- _TASK TO COMPLETE_
Every entry below should be repeated exactly; the pictures should not.

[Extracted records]
#####
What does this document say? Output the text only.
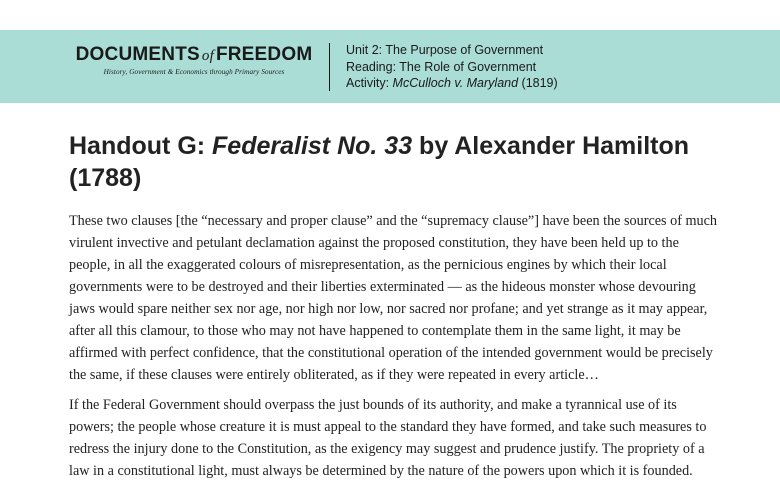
DOCUMENTS of FREEDOM
History, Government & Economics through Primary Sources
Unit 2: The Purpose of Government
Reading: The Role of Government
Activity: McCulloch v. Maryland (1819)
Handout G: Federalist No. 33 by Alexander Hamilton (1788)

These two clauses [the “necessary and proper clause” and the “supremacy clause”] have been the sources of much virulent invective and petulant declamation against the proposed constitution, they have been held up to the people, in all the exaggerated colours of misrepresentation, as the pernicious engines by which their local governments were to be destroyed and their liberties exterminated — as the hideous monster whose devouring jaws would spare neither sex nor age, nor high nor low, nor sacred nor profane; and yet strange as it may appear, after all this clamour, to those who may not have happened to contemplate them in the same light, it may be affirmed with perfect confidence, that the constitutional operation of the intended government would be precisely the same, if these clauses were entirely obliterated, as if they were repeated in every article…

If the Federal Government should overpass the just bounds of its authority, and make a tyrannical use of its powers; the people whose creature it is must appeal to the standard they have formed, and take such measures to redress the injury done to the Constitution, as the exigency may suggest and prudence justify. The propriety of a law in a constitutional light, must always be determined by the nature of the powers upon which it is founded.
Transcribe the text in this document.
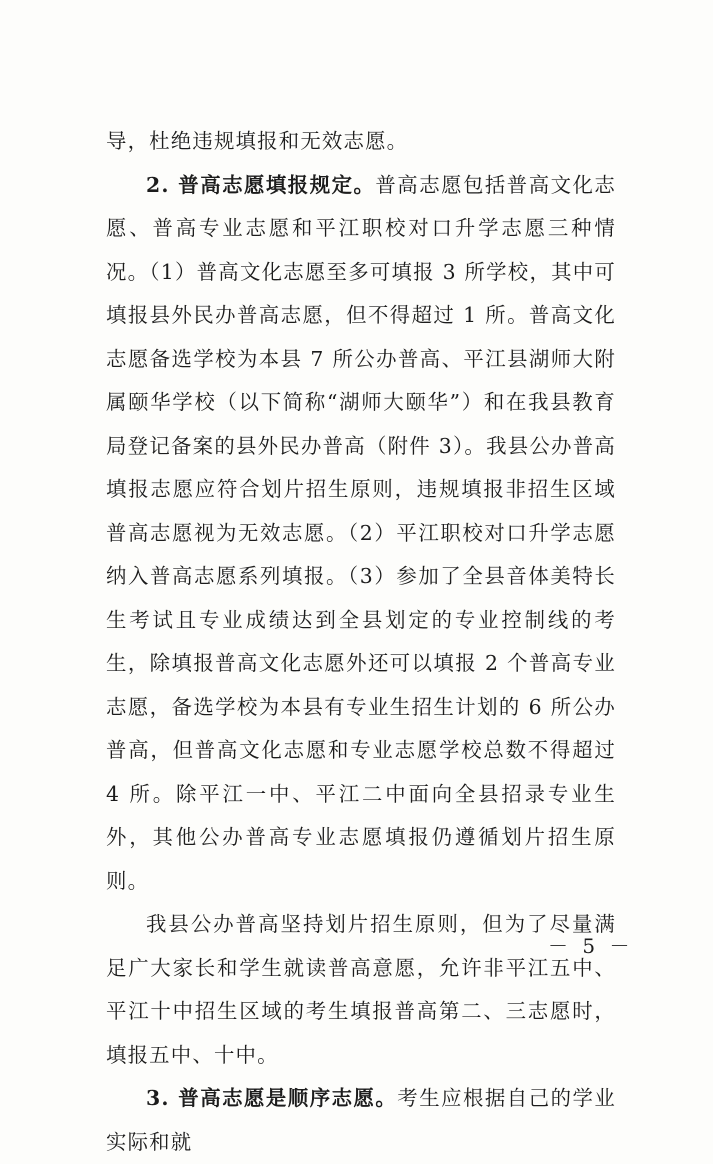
导，杜绝违规填报和无效志愿。

2. 普高志愿填报规定。普高志愿包括普高文化志愿、普高专业志愿和平江职校对口升学志愿三种情况。（1）普高文化志愿至多可填报 3 所学校，其中可填报县外民办普高志愿，但不得超过 1 所。普高文化志愿备选学校为本县 7 所公办普高、平江县湖师大附属颐华学校（以下简称“湖师大颐华”）和在我县教育局登记备案的县外民办普高（附件 3）。我县公办普高填报志愿应符合划片招生原则，违规填报非招生区域普高志愿视为无效志愿。（2）平江职校对口升学志愿纳入普高志愿系列填报。（3）参加了全县音体美特长生考试且专业成绩达到全县划定的专业控制线的考生，除填报普高文化志愿外还可以填报 2 个普高专业志愿，备选学校为本县有专业生招生计划的 6 所公办普高，但普高文化志愿和专业志愿学校总数不得超过 4 所。除平江一中、平江二中面向全县招录专业生外，其他公办普高专业志愿填报仍遵循划片招生原则。

我县公办普高坚持划片招生原则，但为了尽量满足广大家长和学生就读普高意愿，允许非平江五中、平江十中招生区域的考生填报普高第二、三志愿时，填报五中、十中。

3. 普高志愿是顺序志愿。考生应根据自己的学业实际和就

－ 5 －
#####
- _SOLUTION TO THE PROBLEM_
What does this document say? Output the text only.
DOCUMENTS of FREEDOM
History, Government & Economics through Primary Sources
Unit 2: The Purpose of Government
Reading: The Role of Government
Activity: McCulloch v. Maryland (1819)
Handout G: Federalist No. 33 by Alexander Hamilton (1788)

These two clauses [the “necessary and proper clause” and the “supremacy clause”] have been the sources of much virulent invective and petulant declamation against the proposed constitution, they have been held up to the people, in all the exaggerated colours of misrepresentation, as the pernicious engines by which their local governments were to be destroyed and their liberties exterminated — as the hideous monster whose devouring jaws would spare neither sex nor age, nor high nor low, nor sacred nor profane; and yet strange as it may appear, after all this clamour, to those who may not have happened to contemplate them in the same light, it may be affirmed with perfect confidence, that the constitutional operation of the intended government would be precisely the same, if these clauses were entirely obliterated, as if they were repeated in every article…

If the Federal Government should overpass the just bounds of its authority, and make a tyrannical use of its powers; the people whose creature it is must appeal to the standard they have formed, and take such measures to redress the injury done to the Constitution, as the exigency may suggest and prudence justify. The propriety of a law in a constitutional light, must always be determined by the nature of the powers upon which it is founded.
Transcribe the text in this document.
导，杜绝违规填报和无效志愿。

2. 普高志愿填报规定。普高志愿包括普高文化志愿、普高专业志愿和平江职校对口升学志愿三种情况。（1）普高文化志愿至多可填报 3 所学校，其中可填报县外民办普高志愿，但不得超过 1 所。普高文化志愿备选学校为本县 7 所公办普高、平江县湖师大附属颐华学校（以下简称“湖师大颐华”）和在我县教育局登记备案的县外民办普高（附件 3）。我县公办普高填报志愿应符合划片招生原则，违规填报非招生区域普高志愿视为无效志愿。（2）平江职校对口升学志愿纳入普高志愿系列填报。（3）参加了全县音体美特长生考试且专业成绩达到全县划定的专业控制线的考生，除填报普高文化志愿外还可以填报 2 个普高专业志愿，备选学校为本县有专业生招生计划的 6 所公办普高，但普高文化志愿和专业志愿学校总数不得超过 4 所。除平江一中、平江二中面向全县招录专业生外，其他公办普高专业志愿填报仍遵循划片招生原则。

我县公办普高坚持划片招生原则，但为了尽量满足广大家长和学生就读普高意愿，允许非平江五中、平江十中招生区域的考生填报普高第二、三志愿时，填报五中、十中。

3. 普高志愿是顺序志愿。考生应根据自己的学业实际和就

－ 5 －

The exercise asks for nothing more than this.